- OBJECTIVE -
Below are the records. Gather each line that holds "assets".

Stored data:
----

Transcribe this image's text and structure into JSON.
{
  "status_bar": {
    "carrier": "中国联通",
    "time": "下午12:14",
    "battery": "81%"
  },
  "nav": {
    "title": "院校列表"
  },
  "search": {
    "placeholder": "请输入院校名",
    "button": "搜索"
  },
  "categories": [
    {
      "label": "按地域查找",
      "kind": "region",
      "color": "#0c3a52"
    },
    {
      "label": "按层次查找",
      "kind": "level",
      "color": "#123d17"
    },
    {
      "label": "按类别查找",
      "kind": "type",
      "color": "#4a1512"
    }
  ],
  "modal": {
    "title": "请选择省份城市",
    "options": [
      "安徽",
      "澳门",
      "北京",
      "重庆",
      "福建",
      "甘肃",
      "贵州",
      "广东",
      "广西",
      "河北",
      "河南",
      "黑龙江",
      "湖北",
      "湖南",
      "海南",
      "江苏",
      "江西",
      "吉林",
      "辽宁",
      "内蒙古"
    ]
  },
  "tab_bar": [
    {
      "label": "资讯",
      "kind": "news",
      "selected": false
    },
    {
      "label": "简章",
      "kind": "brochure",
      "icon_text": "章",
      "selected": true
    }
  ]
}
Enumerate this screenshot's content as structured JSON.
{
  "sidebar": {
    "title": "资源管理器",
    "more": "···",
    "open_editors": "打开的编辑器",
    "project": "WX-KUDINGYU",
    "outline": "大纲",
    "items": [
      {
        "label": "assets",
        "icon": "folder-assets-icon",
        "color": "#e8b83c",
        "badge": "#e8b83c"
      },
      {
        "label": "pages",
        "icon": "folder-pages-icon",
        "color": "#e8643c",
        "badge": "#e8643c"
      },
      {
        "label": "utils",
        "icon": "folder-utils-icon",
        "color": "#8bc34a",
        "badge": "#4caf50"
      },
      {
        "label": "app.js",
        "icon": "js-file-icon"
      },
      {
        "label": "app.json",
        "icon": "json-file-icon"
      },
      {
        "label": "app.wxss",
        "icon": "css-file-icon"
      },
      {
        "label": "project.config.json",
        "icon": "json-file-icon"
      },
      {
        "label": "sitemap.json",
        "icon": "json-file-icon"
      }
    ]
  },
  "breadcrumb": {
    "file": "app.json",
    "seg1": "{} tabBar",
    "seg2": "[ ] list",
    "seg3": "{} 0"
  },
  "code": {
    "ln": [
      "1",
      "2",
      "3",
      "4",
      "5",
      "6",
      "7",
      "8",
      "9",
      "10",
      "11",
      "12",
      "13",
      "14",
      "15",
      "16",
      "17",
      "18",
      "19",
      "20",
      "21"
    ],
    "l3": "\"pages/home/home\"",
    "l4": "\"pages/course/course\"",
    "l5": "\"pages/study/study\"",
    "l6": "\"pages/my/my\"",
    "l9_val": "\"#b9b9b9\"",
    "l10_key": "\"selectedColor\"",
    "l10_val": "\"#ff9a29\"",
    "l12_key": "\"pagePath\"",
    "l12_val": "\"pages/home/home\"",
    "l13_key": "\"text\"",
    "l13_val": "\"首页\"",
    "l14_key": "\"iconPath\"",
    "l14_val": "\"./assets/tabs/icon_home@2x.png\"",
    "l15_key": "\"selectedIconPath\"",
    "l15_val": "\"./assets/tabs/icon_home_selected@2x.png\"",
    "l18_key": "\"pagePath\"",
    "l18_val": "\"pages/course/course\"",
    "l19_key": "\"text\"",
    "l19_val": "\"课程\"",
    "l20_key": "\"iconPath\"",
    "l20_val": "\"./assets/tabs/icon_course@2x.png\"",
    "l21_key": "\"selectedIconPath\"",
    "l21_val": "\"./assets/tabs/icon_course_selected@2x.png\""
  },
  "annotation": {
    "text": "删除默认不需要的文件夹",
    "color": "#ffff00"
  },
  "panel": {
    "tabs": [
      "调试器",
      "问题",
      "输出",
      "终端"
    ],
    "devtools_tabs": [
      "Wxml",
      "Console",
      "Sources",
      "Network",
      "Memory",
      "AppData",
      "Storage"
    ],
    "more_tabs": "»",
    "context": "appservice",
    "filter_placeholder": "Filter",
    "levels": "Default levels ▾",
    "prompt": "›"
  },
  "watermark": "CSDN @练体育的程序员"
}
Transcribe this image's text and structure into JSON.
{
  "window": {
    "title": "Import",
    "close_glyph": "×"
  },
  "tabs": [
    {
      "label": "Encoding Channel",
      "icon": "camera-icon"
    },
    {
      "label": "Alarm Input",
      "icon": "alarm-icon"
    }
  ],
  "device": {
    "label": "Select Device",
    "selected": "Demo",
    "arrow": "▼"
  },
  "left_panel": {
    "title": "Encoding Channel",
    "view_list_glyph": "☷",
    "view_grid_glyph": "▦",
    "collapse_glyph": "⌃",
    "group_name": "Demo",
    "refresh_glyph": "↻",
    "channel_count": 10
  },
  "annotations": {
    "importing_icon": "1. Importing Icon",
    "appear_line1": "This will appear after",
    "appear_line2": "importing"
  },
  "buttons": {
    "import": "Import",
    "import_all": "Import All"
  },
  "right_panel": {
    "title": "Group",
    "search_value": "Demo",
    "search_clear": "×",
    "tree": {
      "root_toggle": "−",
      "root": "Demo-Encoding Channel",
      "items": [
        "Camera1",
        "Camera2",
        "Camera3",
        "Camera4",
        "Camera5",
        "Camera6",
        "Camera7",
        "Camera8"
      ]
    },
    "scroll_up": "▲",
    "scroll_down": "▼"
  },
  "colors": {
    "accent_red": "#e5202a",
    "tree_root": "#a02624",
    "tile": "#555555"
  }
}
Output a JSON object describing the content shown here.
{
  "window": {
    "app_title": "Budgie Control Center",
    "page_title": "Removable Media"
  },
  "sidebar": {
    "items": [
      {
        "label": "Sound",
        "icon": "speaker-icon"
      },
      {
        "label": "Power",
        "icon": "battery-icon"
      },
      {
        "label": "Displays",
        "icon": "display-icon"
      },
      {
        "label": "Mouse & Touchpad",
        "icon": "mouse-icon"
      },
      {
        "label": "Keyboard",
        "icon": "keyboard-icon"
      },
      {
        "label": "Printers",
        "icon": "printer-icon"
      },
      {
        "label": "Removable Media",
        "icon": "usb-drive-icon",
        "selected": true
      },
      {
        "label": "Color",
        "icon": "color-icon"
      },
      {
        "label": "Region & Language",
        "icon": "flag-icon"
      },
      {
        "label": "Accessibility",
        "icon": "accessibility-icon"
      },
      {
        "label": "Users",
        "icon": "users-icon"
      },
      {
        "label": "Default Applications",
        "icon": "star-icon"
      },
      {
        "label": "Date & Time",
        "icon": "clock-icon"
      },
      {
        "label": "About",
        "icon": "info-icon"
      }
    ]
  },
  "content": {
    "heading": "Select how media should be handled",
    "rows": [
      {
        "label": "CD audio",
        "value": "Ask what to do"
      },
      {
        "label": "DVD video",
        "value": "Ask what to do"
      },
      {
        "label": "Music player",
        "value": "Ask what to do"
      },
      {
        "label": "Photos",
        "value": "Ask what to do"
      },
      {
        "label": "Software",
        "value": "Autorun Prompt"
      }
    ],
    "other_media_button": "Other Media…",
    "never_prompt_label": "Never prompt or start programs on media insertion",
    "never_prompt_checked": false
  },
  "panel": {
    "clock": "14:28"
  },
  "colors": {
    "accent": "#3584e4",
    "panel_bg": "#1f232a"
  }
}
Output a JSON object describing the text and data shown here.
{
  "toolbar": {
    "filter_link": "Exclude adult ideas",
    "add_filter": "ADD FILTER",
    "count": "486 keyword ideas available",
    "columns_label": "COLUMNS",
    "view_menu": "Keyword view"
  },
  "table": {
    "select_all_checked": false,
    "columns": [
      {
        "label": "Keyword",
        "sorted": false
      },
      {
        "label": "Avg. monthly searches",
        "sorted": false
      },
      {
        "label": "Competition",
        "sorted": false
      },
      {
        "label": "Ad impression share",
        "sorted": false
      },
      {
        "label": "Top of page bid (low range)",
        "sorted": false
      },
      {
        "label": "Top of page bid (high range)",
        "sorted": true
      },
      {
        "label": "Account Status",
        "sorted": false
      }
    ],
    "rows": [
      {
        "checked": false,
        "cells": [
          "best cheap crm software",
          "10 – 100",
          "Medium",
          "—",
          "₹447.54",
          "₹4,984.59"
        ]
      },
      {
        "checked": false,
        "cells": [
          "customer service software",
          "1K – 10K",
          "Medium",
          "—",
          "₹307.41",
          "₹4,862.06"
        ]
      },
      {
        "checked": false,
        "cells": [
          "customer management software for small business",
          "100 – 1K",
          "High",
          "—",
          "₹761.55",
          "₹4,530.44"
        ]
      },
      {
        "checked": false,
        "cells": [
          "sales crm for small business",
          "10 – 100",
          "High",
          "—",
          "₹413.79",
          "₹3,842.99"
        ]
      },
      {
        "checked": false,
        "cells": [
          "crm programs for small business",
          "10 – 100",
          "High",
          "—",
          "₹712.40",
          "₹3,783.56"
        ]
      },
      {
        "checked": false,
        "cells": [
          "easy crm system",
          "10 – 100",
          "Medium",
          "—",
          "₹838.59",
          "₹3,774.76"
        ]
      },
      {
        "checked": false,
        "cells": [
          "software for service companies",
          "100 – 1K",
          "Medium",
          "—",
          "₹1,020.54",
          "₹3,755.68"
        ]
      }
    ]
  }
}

----

- PROBLEM SOLUTION -
        "label": "assets",
        "icon": "folder-assets-icon",
    "l14_val": "\"./assets/tabs/icon_home@2x.png\"",
    "l15_val": "\"./assets/tabs/icon_home_selected@2x.png\"",
    "l20_val": "\"./assets/tabs/icon_course@2x.png\"",
    "l21_val": "\"./assets/tabs/icon_course_selected@2x.png\""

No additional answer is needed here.